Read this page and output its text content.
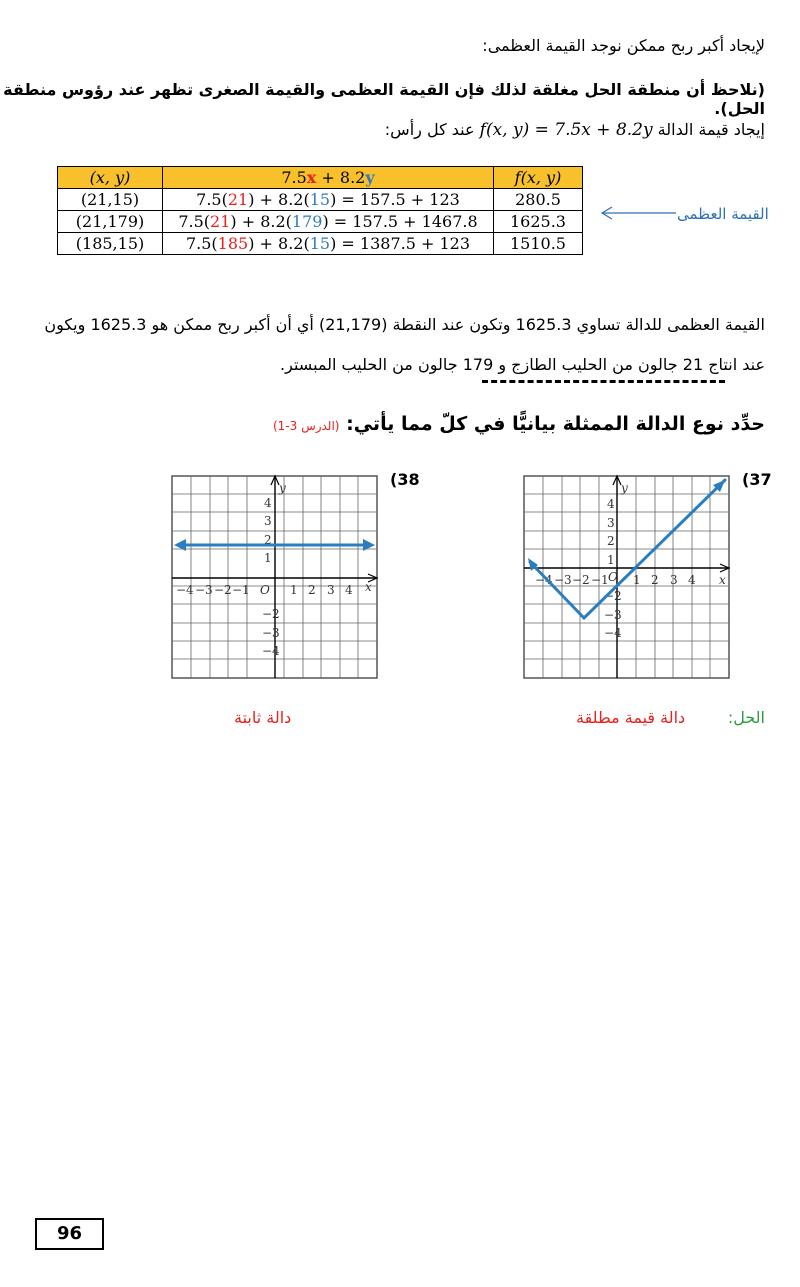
لإيجاد أكبر ربح ممكن نوجد القيمة العظمى:
(نلاحظ أن منطقة الحل مغلقة لذلك فإن القيمة العظمى والقيمة الصغرى تظهر عند رؤوس منطقة الحل).
إيجاد قيمة الدالة f(x, y) = 7.5x + 8.2y عند كل رأس:
(x, y)	7.5x + 8.2y	f(x, y)
(21,15)	7.5(21) + 8.2(15) = 157.5 + 123	280.5
(21,179)	7.5(21) + 8.2(179) = 157.5 + 1467.8	1625.3
(185,15)	7.5(185) + 8.2(15) = 1387.5 + 123	1510.5
القيمة العظمى
القيمة العظمى للدالة تساوي 1625.3 وتكون عند النقطة (21,179) أي أن أكبر ربح ممكن هو 1625.3 ويكون
عند انتاج 21 جالون من الحليب الطازج و 179 جالون من الحليب المبستر.
حدِّد نوع الدالة الممثلة بيانيًّا في كلّ مما يأتي: (الدرس 3-1)
(37
(38
−4 −3 −2 −1 1 2 3 4 x
1
2
3
4
y
−2
−3
−4
O
−4 −3 −2 −1 O 1 2 3 4 x
1
2
3
4
y
−2
−3
−4
الحل:
دالة قيمة مطلقة
دالة ثابتة
96
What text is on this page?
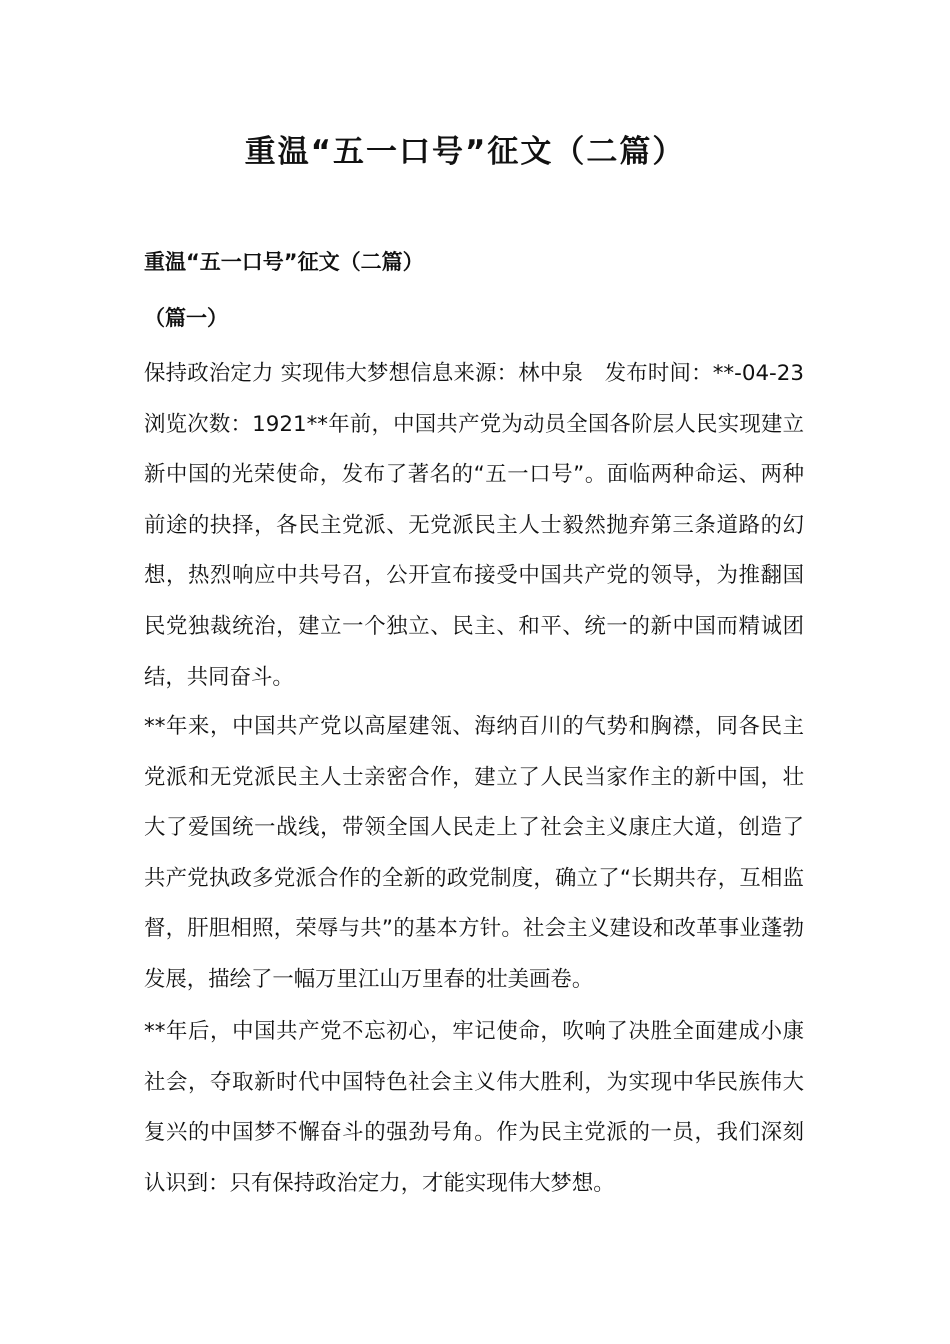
重温“五一口号”征文（二篇）
重温“五一口号”征文（二篇）
（篇一）

保持政治定力 实现伟大梦想信息来源：林中泉　发布时间：**-04-23　浏览次数：1921**年前，中国共产党为动员全国各阶层人民实现建立新中国的光荣使命，发布了著名的“五一口号”。面临两种命运、两种前途的抉择，各民主党派、无党派民主人士毅然抛弃第三条道路的幻想，热烈响应中共号召，公开宣布接受中国共产党的领导，为推翻国民党独裁统治，建立一个独立、民主、和平、统一的新中国而精诚团结，共同奋斗。

**年来，中国共产党以高屋建瓴、海纳百川的气势和胸襟，同各民主党派和无党派民主人士亲密合作，建立了人民当家作主的新中国，壮大了爱国统一战线，带领全国人民走上了社会主义康庄大道，创造了共产党执政多党派合作的全新的政党制度，确立了“长期共存，互相监督，肝胆相照，荣辱与共”的基本方针。社会主义建设和改革事业蓬勃发展，描绘了一幅万里江山万里春的壮美画卷。

**年后，中国共产党不忘初心，牢记使命，吹响了决胜全面建成小康社会，夺取新时代中国特色社会主义伟大胜利，为实现中华民族伟大复兴的中国梦不懈奋斗的强劲号角。作为民主党派的一员，我们深刻认识到：只有保持政治定力，才能实现伟大梦想。
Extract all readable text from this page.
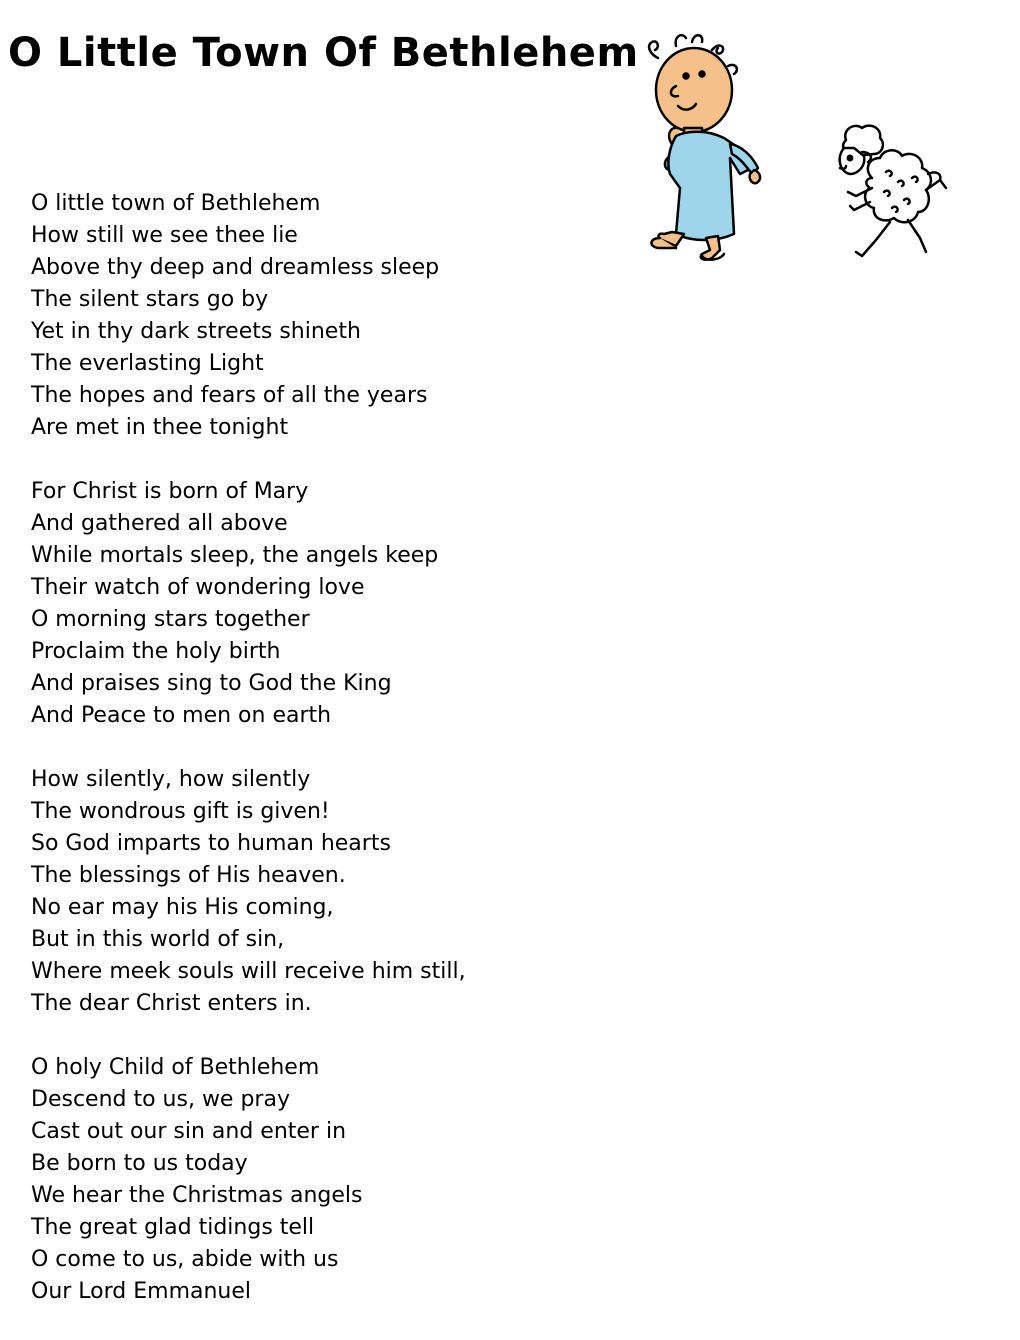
O Little Town Of Bethlehem
O little town of Bethlehem
How still we see thee lie
Above thy deep and dreamless sleep
The silent stars go by
Yet in thy dark streets shineth
The everlasting Light
The hopes and fears of all the years
Are met in thee tonight
For Christ is born of Mary
And gathered all above
While mortals sleep, the angels keep
Their watch of wondering love
O morning stars together
Proclaim the holy birth
And praises sing to God the King
And Peace to men on earth
How silently, how silently
The wondrous gift is given!
So God imparts to human hearts
The blessings of His heaven.
No ear may his His coming,
But in this world of sin,
Where meek souls will receive him still,
The dear Christ enters in.
O holy Child of Bethlehem
Descend to us, we pray
Cast out our sin and enter in
Be born to us today
We hear the Christmas angels
The great glad tidings tell
O come to us, abide with us
Our Lord Emmanuel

◇ ◇ ◇

Write out the listing above exactly as it stands, pictures excluded.

Read this page and output its text content.
لإيجاد أكبر ربح ممكن نوجد القيمة العظمى:
(نلاحظ أن منطقة الحل مغلقة لذلك فإن القيمة العظمى والقيمة الصغرى تظهر عند رؤوس منطقة الحل).
إيجاد قيمة الدالة f(x, y) = 7.5x + 8.2y عند كل رأس:
(x, y)	7.5x + 8.2y	f(x, y)
(21,15)	7.5(21) + 8.2(15) = 157.5 + 123	280.5
(21,179)	7.5(21) + 8.2(179) = 157.5 + 1467.8	1625.3
(185,15)	7.5(185) + 8.2(15) = 1387.5 + 123	1510.5
القيمة العظمى
القيمة العظمى للدالة تساوي 1625.3 وتكون عند النقطة (21,179) أي أن أكبر ربح ممكن هو 1625.3 ويكون
عند انتاج 21 جالون من الحليب الطازج و 179 جالون من الحليب المبستر.
حدِّد نوع الدالة الممثلة بيانيًّا في كلّ مما يأتي: (الدرس 3-1)
(37
(38
−4 −3 −2 −1 1 2 3 4 x
1
2
3
4
y
−2
−3
−4
O
−4 −3 −2 −1 O 1 2 3 4 x
1
2
3
4
y
−2
−3
−4
الحل:
دالة قيمة مطلقة
دالة ثابتة
96
What text is on this page?
重温“五一口号”征文（二篇）
重温“五一口号”征文（二篇）
（篇一）

保持政治定力 实现伟大梦想信息来源：林中泉　发布时间：**-04-23　浏览次数：1921**年前，中国共产党为动员全国各阶层人民实现建立新中国的光荣使命，发布了著名的“五一口号”。面临两种命运、两种前途的抉择，各民主党派、无党派民主人士毅然抛弃第三条道路的幻想，热烈响应中共号召，公开宣布接受中国共产党的领导，为推翻国民党独裁统治，建立一个独立、民主、和平、统一的新中国而精诚团结，共同奋斗。

**年来，中国共产党以高屋建瓴、海纳百川的气势和胸襟，同各民主党派和无党派民主人士亲密合作，建立了人民当家作主的新中国，壮大了爱国统一战线，带领全国人民走上了社会主义康庄大道，创造了共产党执政多党派合作的全新的政党制度，确立了“长期共存，互相监督，肝胆相照，荣辱与共”的基本方针。社会主义建设和改革事业蓬勃发展，描绘了一幅万里江山万里春的壮美画卷。

**年后，中国共产党不忘初心，牢记使命，吹响了决胜全面建成小康社会，夺取新时代中国特色社会主义伟大胜利，为实现中华民族伟大复兴的中国梦不懈奋斗的强劲号角。作为民主党派的一员，我们深刻认识到：只有保持政治定力，才能实现伟大梦想。
Extract all readable text from this page.
O Little Town Of Bethlehem
O little town of Bethlehem
How still we see thee lie
Above thy deep and dreamless sleep
The silent stars go by
Yet in thy dark streets shineth
The everlasting Light
The hopes and fears of all the years
Are met in thee tonight
For Christ is born of Mary
And gathered all above
While mortals sleep, the angels keep
Their watch of wondering love
O morning stars together
Proclaim the holy birth
And praises sing to God the King
And Peace to men on earth
How silently, how silently
The wondrous gift is given!
So God imparts to human hearts
The blessings of His heaven.
No ear may his His coming,
But in this world of sin,
Where meek souls will receive him still,
The dear Christ enters in.
O holy Child of Bethlehem
Descend to us, we pray
Cast out our sin and enter in
Be born to us today
We hear the Christmas angels
The great glad tidings tell
O come to us, abide with us
Our Lord Emmanuel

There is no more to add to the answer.